**DATA FOR THE TASK**
------

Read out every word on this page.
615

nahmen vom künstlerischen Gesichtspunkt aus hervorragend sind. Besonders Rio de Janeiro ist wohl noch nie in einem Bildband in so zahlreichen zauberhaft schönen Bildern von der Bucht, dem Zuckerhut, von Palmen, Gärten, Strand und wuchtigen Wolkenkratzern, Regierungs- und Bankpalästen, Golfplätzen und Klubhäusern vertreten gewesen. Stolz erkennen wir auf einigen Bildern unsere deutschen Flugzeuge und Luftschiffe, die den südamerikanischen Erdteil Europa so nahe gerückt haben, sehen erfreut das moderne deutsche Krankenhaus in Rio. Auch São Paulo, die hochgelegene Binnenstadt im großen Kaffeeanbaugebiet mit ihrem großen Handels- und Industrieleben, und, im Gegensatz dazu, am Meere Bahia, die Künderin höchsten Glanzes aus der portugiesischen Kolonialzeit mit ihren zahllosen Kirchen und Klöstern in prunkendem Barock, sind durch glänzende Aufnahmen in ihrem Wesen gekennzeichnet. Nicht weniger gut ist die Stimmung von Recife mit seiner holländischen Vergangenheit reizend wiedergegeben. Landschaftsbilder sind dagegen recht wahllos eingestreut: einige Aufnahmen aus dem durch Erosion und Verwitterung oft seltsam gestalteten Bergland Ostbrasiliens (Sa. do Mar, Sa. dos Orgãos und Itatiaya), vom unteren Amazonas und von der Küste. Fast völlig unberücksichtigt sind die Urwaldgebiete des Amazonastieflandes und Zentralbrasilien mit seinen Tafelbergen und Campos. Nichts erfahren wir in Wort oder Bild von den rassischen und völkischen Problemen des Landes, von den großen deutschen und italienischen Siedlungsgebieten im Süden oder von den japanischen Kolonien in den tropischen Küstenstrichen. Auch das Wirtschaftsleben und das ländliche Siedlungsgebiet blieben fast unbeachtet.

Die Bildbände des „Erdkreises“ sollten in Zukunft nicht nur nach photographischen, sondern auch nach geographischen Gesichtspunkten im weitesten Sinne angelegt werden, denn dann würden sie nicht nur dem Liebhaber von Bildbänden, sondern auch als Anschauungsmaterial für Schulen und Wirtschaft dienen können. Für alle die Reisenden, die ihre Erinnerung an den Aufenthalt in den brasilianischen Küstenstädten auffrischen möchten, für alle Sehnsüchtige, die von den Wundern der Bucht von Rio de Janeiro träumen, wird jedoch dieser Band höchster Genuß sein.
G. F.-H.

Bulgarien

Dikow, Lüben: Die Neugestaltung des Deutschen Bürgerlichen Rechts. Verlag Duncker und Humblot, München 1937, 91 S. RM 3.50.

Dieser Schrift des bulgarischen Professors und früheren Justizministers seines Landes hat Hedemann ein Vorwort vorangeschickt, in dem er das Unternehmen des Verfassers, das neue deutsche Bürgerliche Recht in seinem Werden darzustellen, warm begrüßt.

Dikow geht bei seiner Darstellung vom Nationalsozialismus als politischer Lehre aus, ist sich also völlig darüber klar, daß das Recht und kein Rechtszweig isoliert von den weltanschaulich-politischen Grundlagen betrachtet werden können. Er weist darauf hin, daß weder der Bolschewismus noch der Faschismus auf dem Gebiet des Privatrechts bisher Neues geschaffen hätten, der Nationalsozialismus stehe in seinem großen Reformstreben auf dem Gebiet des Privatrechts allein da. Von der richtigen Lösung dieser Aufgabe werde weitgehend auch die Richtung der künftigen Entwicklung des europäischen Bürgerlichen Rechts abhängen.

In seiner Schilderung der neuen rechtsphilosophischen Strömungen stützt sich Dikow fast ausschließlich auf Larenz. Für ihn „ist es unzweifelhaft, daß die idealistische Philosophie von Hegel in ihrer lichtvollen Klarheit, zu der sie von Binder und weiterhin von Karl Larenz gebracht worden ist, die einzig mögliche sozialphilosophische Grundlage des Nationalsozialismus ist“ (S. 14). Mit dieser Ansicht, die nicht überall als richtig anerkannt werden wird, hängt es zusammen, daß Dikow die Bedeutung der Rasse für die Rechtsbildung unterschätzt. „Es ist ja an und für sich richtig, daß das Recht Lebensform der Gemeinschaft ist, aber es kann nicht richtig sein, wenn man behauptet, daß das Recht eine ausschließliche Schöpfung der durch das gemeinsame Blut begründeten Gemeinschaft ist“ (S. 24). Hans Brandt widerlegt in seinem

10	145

------

**EXERCISE PROMPT**
Copy the data above in full, character for character.

**RESULT**
Read out every word on this page.
615

nahmen vom künstlerischen Gesichtspunkt aus hervorragend sind. Besonders Rio de Janeiro ist wohl noch nie in einem Bildband in so zahlreichen zauberhaft schönen Bildern von der Bucht, dem Zuckerhut, von Palmen, Gärten, Strand und wuchtigen Wolkenkratzern, Regierungs- und Bankpalästen, Golfplätzen und Klubhäusern vertreten gewesen. Stolz erkennen wir auf einigen Bildern unsere deutschen Flugzeuge und Luftschiffe, die den südamerikanischen Erdteil Europa so nahe gerückt haben, sehen erfreut das moderne deutsche Krankenhaus in Rio. Auch São Paulo, die hochgelegene Binnenstadt im großen Kaffeeanbaugebiet mit ihrem großen Handels- und Industrieleben, und, im Gegensatz dazu, am Meere Bahia, die Künderin höchsten Glanzes aus der portugiesischen Kolonialzeit mit ihren zahllosen Kirchen und Klöstern in prunkendem Barock, sind durch glänzende Aufnahmen in ihrem Wesen gekennzeichnet. Nicht weniger gut ist die Stimmung von Recife mit seiner holländischen Vergangenheit reizend wiedergegeben. Landschaftsbilder sind dagegen recht wahllos eingestreut: einige Aufnahmen aus dem durch Erosion und Verwitterung oft seltsam gestalteten Bergland Ostbrasiliens (Sa. do Mar, Sa. dos Orgãos und Itatiaya), vom unteren Amazonas und von der Küste. Fast völlig unberücksichtigt sind die Urwaldgebiete des Amazonastieflandes und Zentralbrasilien mit seinen Tafelbergen und Campos. Nichts erfahren wir in Wort oder Bild von den rassischen und völkischen Problemen des Landes, von den großen deutschen und italienischen Siedlungsgebieten im Süden oder von den japanischen Kolonien in den tropischen Küstenstrichen. Auch das Wirtschaftsleben und das ländliche Siedlungsgebiet blieben fast unbeachtet.

Die Bildbände des „Erdkreises“ sollten in Zukunft nicht nur nach photographischen, sondern auch nach geographischen Gesichtspunkten im weitesten Sinne angelegt werden, denn dann würden sie nicht nur dem Liebhaber von Bildbänden, sondern auch als Anschauungsmaterial für Schulen und Wirtschaft dienen können. Für alle die Reisenden, die ihre Erinnerung an den Aufenthalt in den brasilianischen Küstenstädten auffrischen möchten, für alle Sehnsüchtige, die von den Wundern der Bucht von Rio de Janeiro träumen, wird jedoch dieser Band höchster Genuß sein.
G. F.-H.

Bulgarien

Dikow, Lüben: Die Neugestaltung des Deutschen Bürgerlichen Rechts. Verlag Duncker und Humblot, München 1937, 91 S. RM 3.50.

Dieser Schrift des bulgarischen Professors und früheren Justizministers seines Landes hat Hedemann ein Vorwort vorangeschickt, in dem er das Unternehmen des Verfassers, das neue deutsche Bürgerliche Recht in seinem Werden darzustellen, warm begrüßt.

Dikow geht bei seiner Darstellung vom Nationalsozialismus als politischer Lehre aus, ist sich also völlig darüber klar, daß das Recht und kein Rechtszweig isoliert von den weltanschaulich-politischen Grundlagen betrachtet werden können. Er weist darauf hin, daß weder der Bolschewismus noch der Faschismus auf dem Gebiet des Privatrechts bisher Neues geschaffen hätten, der Nationalsozialismus stehe in seinem großen Reformstreben auf dem Gebiet des Privatrechts allein da. Von der richtigen Lösung dieser Aufgabe werde weitgehend auch die Richtung der künftigen Entwicklung des europäischen Bürgerlichen Rechts abhängen.

In seiner Schilderung der neuen rechtsphilosophischen Strömungen stützt sich Dikow fast ausschließlich auf Larenz. Für ihn „ist es unzweifelhaft, daß die idealistische Philosophie von Hegel in ihrer lichtvollen Klarheit, zu der sie von Binder und weiterhin von Karl Larenz gebracht worden ist, die einzig mögliche sozialphilosophische Grundlage des Nationalsozialismus ist“ (S. 14). Mit dieser Ansicht, die nicht überall als richtig anerkannt werden wird, hängt es zusammen, daß Dikow die Bedeutung der Rasse für die Rechtsbildung unterschätzt. „Es ist ja an und für sich richtig, daß das Recht Lebensform der Gemeinschaft ist, aber es kann nicht richtig sein, wenn man behauptet, daß das Recht eine ausschließliche Schöpfung der durch das gemeinsame Blut begründeten Gemeinschaft ist“ (S. 24). Hans Brandt widerlegt in seinem

10	145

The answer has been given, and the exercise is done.